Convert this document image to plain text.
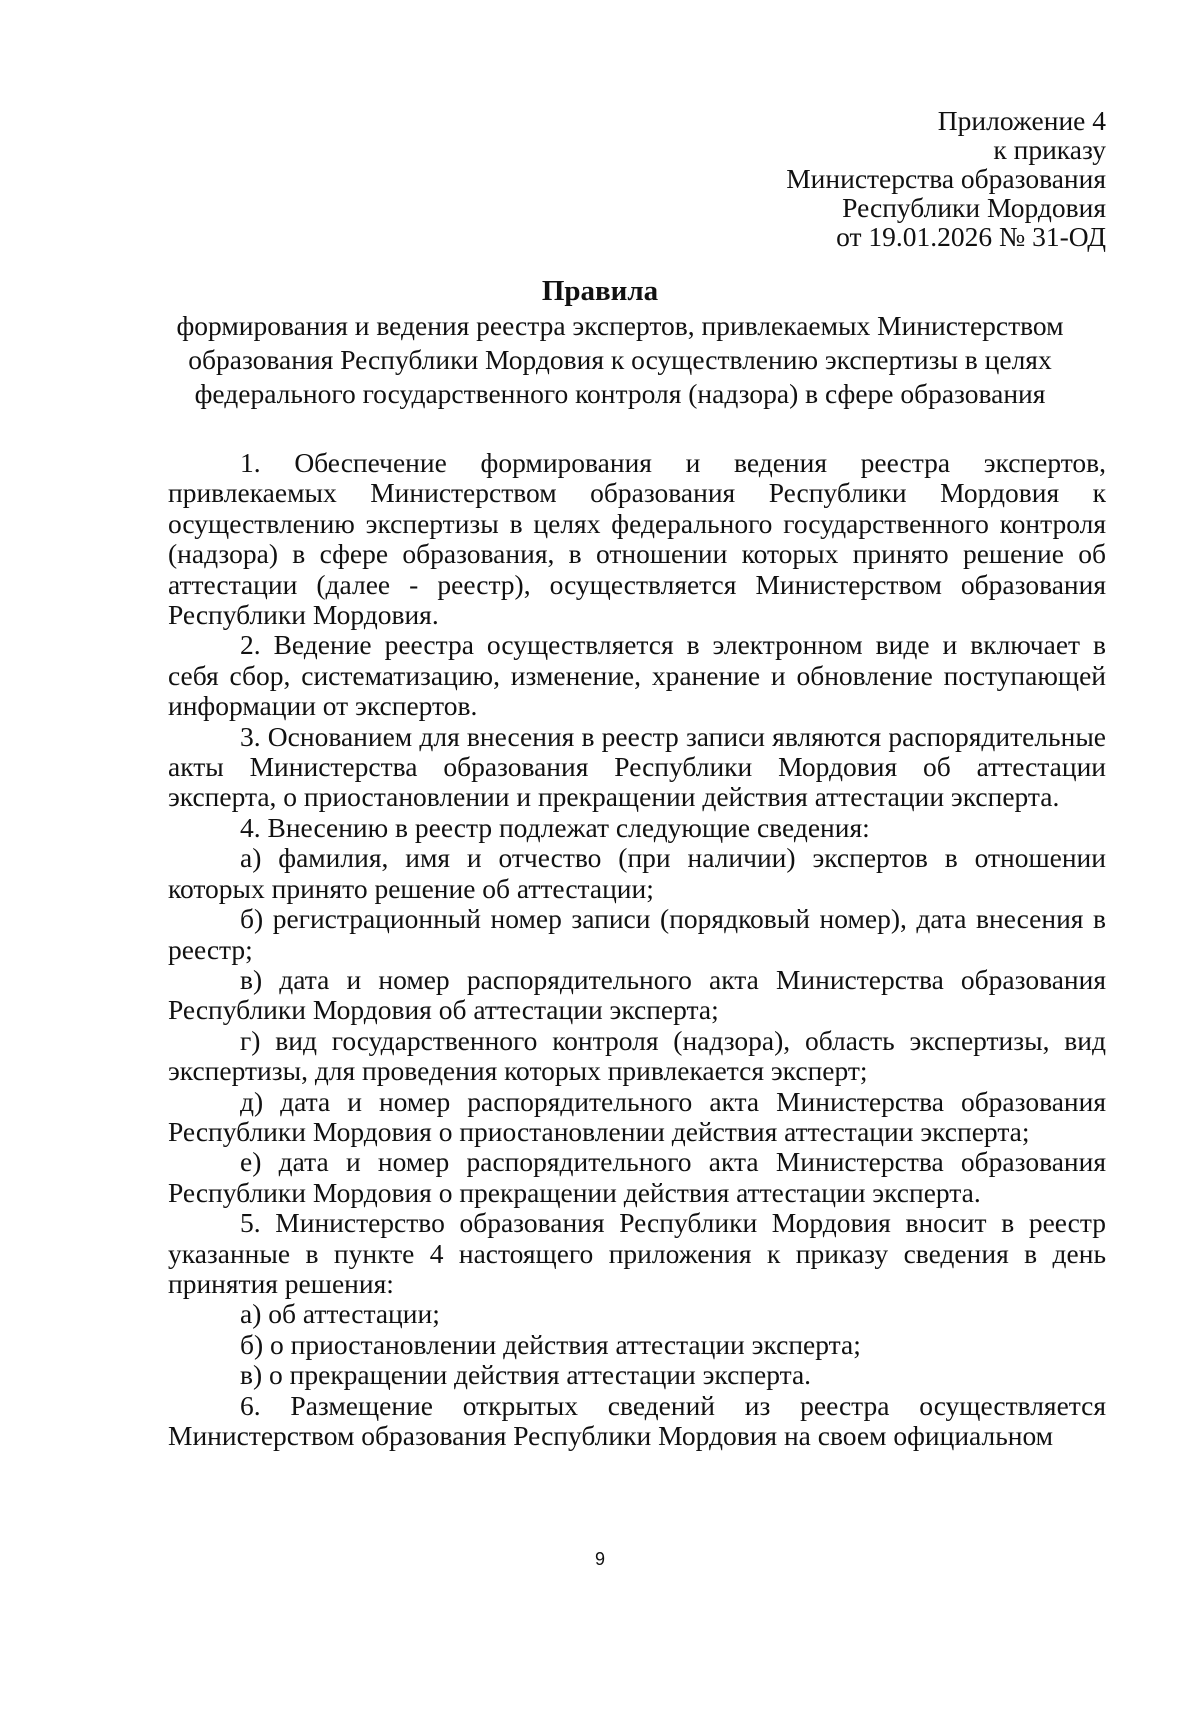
Приложение 4
к приказу
Министерства образования
Республики Мордовия
от 19.01.2026 № 31-ОД
Правила
формирования и ведения реестра экспертов, привлекаемых Министерством
образования Республики Мордовия к осуществлению экспертизы в целях
федерального государственного контроля (надзора) в сфере образования

1. Обеспечение формирования и ведения реестра экспертов, привлекаемых Министерством образования Республики Мордовия к осуществлению экспертизы в целях федерального государственного контроля (надзора) в сфере образования, в отношении которых принято решение об аттестации (далее - реестр), осуществляется Министерством образования Республики Мордовия.

2. Ведение реестра осуществляется в электронном виде и включает в себя сбор, систематизацию, изменение, хранение и обновление поступающей информации от экспертов.

3. Основанием для внесения в реестр записи являются распорядительные акты Министерства образования Республики Мордовия об аттестации эксперта, о приостановлении и прекращении действия аттестации эксперта.

4. Внесению в реестр подлежат следующие сведения:

а) фамилия, имя и отчество (при наличии) экспертов в отношении которых принято решение об аттестации;

б) регистрационный номер записи (порядковый номер), дата внесения в реестр;

в) дата и номер распорядительного акта Министерства образования Республики Мордовия об аттестации эксперта;

г) вид государственного контроля (надзора), область экспертизы, вид экспертизы, для проведения которых привлекается эксперт;

д) дата и номер распорядительного акта Министерства образования Республики Мордовия о приостановлении действия аттестации эксперта;

е) дата и номер распорядительного акта Министерства образования Республики Мордовия о прекращении действия аттестации эксперта.

5. Министерство образования Республики Мордовия вносит в реестр указанные в пункте 4 настоящего приложения к приказу сведения в день принятия решения:

а) об аттестации;

б) о приостановлении действия аттестации эксперта;

в) о прекращении действия аттестации эксперта.

6. Размещение открытых сведений из реестра осуществляется Министерством образования Республики Мордовия на своем официальном

9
---
Set the listing down in full and exactly. Pictures within it should not appear in the copy.

Convert this document image to plain text.
Приложение 4
к приказу
Министерства образования
Республики Мордовия
от 19.01.2026 № 31-ОД
Правила
формирования и ведения реестра экспертов, привлекаемых Министерством
образования Республики Мордовия к осуществлению экспертизы в целях
федерального государственного контроля (надзора) в сфере образования

1. Обеспечение формирования и ведения реестра экспертов, привлекаемых Министерством образования Республики Мордовия к осуществлению экспертизы в целях федерального государственного контроля (надзора) в сфере образования, в отношении которых принято решение об аттестации (далее - реестр), осуществляется Министерством образования Республики Мордовия.

2. Ведение реестра осуществляется в электронном виде и включает в себя сбор, систематизацию, изменение, хранение и обновление поступающей информации от экспертов.

3. Основанием для внесения в реестр записи являются распорядительные акты Министерства образования Республики Мордовия об аттестации эксперта, о приостановлении и прекращении действия аттестации эксперта.

4. Внесению в реестр подлежат следующие сведения:

а) фамилия, имя и отчество (при наличии) экспертов в отношении которых принято решение об аттестации;

б) регистрационный номер записи (порядковый номер), дата внесения в реестр;

в) дата и номер распорядительного акта Министерства образования Республики Мордовия об аттестации эксперта;

г) вид государственного контроля (надзора), область экспертизы, вид экспертизы, для проведения которых привлекается эксперт;

д) дата и номер распорядительного акта Министерства образования Республики Мордовия о приостановлении действия аттестации эксперта;

е) дата и номер распорядительного акта Министерства образования Республики Мордовия о прекращении действия аттестации эксперта.

5. Министерство образования Республики Мордовия вносит в реестр указанные в пункте 4 настоящего приложения к приказу сведения в день принятия решения:

а) об аттестации;

б) о приостановлении действия аттестации эксперта;

в) о прекращении действия аттестации эксперта.

6. Размещение открытых сведений из реестра осуществляется Министерством образования Республики Мордовия на своем официальном

9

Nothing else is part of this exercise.